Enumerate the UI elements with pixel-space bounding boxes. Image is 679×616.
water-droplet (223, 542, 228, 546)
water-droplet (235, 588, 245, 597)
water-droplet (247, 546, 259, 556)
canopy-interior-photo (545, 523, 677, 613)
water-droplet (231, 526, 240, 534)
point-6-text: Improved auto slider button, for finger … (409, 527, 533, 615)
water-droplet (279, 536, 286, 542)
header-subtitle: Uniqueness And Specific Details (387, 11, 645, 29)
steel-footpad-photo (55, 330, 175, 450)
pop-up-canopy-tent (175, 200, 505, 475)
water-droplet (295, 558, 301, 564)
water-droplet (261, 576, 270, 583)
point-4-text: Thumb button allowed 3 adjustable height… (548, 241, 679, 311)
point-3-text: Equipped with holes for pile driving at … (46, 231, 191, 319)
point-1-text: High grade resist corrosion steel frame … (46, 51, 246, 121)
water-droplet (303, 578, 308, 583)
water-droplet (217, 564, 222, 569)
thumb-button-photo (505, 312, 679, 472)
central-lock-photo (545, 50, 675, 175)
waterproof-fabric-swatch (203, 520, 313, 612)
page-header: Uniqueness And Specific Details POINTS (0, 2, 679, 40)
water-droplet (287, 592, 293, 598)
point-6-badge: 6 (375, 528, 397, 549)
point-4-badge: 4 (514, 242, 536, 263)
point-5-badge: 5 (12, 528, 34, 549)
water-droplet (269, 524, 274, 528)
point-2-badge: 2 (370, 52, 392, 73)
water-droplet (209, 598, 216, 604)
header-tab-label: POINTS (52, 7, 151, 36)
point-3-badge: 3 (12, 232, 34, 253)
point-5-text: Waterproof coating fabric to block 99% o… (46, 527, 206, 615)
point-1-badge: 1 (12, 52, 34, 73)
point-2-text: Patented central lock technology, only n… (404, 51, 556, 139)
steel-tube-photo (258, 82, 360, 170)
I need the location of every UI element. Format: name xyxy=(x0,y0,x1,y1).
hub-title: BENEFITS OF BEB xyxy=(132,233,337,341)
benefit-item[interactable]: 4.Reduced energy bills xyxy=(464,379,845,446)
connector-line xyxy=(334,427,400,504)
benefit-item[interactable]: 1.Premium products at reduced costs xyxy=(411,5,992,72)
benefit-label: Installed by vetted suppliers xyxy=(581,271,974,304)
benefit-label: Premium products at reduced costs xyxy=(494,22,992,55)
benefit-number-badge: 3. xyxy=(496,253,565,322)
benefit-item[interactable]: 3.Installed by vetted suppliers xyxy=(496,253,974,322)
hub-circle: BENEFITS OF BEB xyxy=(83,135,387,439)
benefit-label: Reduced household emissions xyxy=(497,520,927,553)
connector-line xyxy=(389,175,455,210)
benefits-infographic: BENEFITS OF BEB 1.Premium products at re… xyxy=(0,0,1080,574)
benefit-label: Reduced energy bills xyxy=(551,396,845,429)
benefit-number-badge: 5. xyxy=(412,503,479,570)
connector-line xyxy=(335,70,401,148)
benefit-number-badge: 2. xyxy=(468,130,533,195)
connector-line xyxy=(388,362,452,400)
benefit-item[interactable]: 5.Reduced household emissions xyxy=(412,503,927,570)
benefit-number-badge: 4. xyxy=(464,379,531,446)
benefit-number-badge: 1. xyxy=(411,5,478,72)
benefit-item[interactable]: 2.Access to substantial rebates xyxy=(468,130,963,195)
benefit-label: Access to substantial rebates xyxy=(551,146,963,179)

■ ■ ■

*TASK REQUIREMENTS*
Transcribe every line of the records above verbatim, preserving all characters, spacing, and line breaks without alteration.

*RESULT BELOW*
Enumerate the UI elements with pixel-space bounding boxes. Image is 679×616.
water-droplet (223, 542, 228, 546)
water-droplet (235, 588, 245, 597)
water-droplet (247, 546, 259, 556)
canopy-interior-photo (545, 523, 677, 613)
water-droplet (231, 526, 240, 534)
point-6-text: Improved auto slider button, for finger … (409, 527, 533, 615)
water-droplet (279, 536, 286, 542)
header-subtitle: Uniqueness And Specific Details (387, 11, 645, 29)
steel-footpad-photo (55, 330, 175, 450)
pop-up-canopy-tent (175, 200, 505, 475)
water-droplet (295, 558, 301, 564)
water-droplet (261, 576, 270, 583)
point-4-text: Thumb button allowed 3 adjustable height… (548, 241, 679, 311)
point-3-text: Equipped with holes for pile driving at … (46, 231, 191, 319)
point-1-text: High grade resist corrosion steel frame … (46, 51, 246, 121)
water-droplet (303, 578, 308, 583)
water-droplet (217, 564, 222, 569)
thumb-button-photo (505, 312, 679, 472)
central-lock-photo (545, 50, 675, 175)
waterproof-fabric-swatch (203, 520, 313, 612)
page-header: Uniqueness And Specific Details POINTS (0, 2, 679, 40)
water-droplet (287, 592, 293, 598)
point-6-badge: 6 (375, 528, 397, 549)
point-4-badge: 4 (514, 242, 536, 263)
point-5-badge: 5 (12, 528, 34, 549)
water-droplet (269, 524, 274, 528)
point-2-badge: 2 (370, 52, 392, 73)
water-droplet (209, 598, 216, 604)
header-tab-label: POINTS (52, 7, 151, 36)
point-3-badge: 3 (12, 232, 34, 253)
point-5-text: Waterproof coating fabric to block 99% o… (46, 527, 206, 615)
point-1-badge: 1 (12, 52, 34, 73)
point-2-text: Patented central lock technology, only n… (404, 51, 556, 139)
steel-tube-photo (258, 82, 360, 170)
I need the location of every UI element. Format: name xyxy=(x0,y0,x1,y1).
hub-title: BENEFITS OF BEB xyxy=(132,233,337,341)
benefit-item[interactable]: 4.Reduced energy bills xyxy=(464,379,845,446)
connector-line xyxy=(334,427,400,504)
benefit-item[interactable]: 1.Premium products at reduced costs xyxy=(411,5,992,72)
benefit-label: Installed by vetted suppliers xyxy=(581,271,974,304)
benefit-label: Premium products at reduced costs xyxy=(494,22,992,55)
benefit-number-badge: 3. xyxy=(496,253,565,322)
benefit-item[interactable]: 3.Installed by vetted suppliers xyxy=(496,253,974,322)
hub-circle: BENEFITS OF BEB xyxy=(83,135,387,439)
benefit-label: Reduced household emissions xyxy=(497,520,927,553)
connector-line xyxy=(389,175,455,210)
benefits-infographic: BENEFITS OF BEB 1.Premium products at re… xyxy=(0,0,1080,574)
benefit-label: Reduced energy bills xyxy=(551,396,845,429)
benefit-number-badge: 5. xyxy=(412,503,479,570)
connector-line xyxy=(335,70,401,148)
benefit-number-badge: 2. xyxy=(468,130,533,195)
connector-line xyxy=(388,362,452,400)
benefit-item[interactable]: 5.Reduced household emissions xyxy=(412,503,927,570)
benefit-number-badge: 4. xyxy=(464,379,531,446)
benefit-number-badge: 1. xyxy=(411,5,478,72)
benefit-item[interactable]: 2.Access to substantial rebates xyxy=(468,130,963,195)
benefit-label: Access to substantial rebates xyxy=(551,146,963,179)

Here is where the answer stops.